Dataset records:

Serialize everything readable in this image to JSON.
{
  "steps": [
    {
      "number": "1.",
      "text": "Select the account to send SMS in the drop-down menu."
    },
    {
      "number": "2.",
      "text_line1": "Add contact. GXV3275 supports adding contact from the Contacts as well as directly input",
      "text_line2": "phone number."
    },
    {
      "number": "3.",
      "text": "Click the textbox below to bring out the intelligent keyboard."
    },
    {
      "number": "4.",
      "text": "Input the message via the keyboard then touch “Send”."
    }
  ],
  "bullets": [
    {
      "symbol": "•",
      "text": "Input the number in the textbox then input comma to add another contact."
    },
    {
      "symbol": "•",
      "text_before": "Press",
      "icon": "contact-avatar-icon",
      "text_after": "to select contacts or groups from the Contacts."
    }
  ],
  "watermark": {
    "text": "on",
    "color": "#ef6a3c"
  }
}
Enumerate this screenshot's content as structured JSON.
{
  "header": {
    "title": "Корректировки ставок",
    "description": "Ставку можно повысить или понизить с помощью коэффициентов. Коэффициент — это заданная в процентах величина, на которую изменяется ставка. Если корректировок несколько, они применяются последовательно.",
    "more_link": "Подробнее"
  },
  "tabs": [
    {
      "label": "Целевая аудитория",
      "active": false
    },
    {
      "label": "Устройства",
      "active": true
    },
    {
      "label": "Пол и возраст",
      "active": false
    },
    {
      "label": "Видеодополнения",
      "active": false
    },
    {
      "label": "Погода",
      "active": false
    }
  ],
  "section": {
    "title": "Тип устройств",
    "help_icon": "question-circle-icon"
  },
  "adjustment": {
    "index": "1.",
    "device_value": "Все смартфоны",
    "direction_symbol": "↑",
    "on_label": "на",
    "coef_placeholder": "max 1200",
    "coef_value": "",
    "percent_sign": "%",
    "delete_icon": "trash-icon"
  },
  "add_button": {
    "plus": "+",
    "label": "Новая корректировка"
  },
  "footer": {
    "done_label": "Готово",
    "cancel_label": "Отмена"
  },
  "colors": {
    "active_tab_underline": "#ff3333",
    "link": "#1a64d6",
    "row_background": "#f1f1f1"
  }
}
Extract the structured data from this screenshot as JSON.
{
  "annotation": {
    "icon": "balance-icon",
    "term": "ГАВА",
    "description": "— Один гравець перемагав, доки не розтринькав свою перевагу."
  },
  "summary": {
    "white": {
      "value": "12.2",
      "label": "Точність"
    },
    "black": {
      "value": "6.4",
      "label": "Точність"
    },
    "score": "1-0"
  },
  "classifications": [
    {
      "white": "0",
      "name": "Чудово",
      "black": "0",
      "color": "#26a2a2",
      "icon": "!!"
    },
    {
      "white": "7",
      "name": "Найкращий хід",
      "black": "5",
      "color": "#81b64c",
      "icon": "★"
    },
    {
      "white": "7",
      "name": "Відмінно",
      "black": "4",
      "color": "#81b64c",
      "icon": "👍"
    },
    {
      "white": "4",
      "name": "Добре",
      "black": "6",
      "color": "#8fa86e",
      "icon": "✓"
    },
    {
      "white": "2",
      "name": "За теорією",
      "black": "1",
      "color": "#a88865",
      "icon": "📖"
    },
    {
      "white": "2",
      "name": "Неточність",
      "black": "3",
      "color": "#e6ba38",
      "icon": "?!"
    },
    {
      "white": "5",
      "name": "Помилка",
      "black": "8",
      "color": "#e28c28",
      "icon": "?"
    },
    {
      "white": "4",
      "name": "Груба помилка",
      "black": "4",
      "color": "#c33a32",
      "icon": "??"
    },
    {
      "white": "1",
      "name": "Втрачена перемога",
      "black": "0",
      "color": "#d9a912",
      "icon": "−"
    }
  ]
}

- _Set problem_: Identify and copy all lines with the word "this".

- _Finished task_:
Serialize everything readable in this image to JSON.
Enumerate this screenshot's content as structured JSON.
Extract the structured data from this screenshot as JSON.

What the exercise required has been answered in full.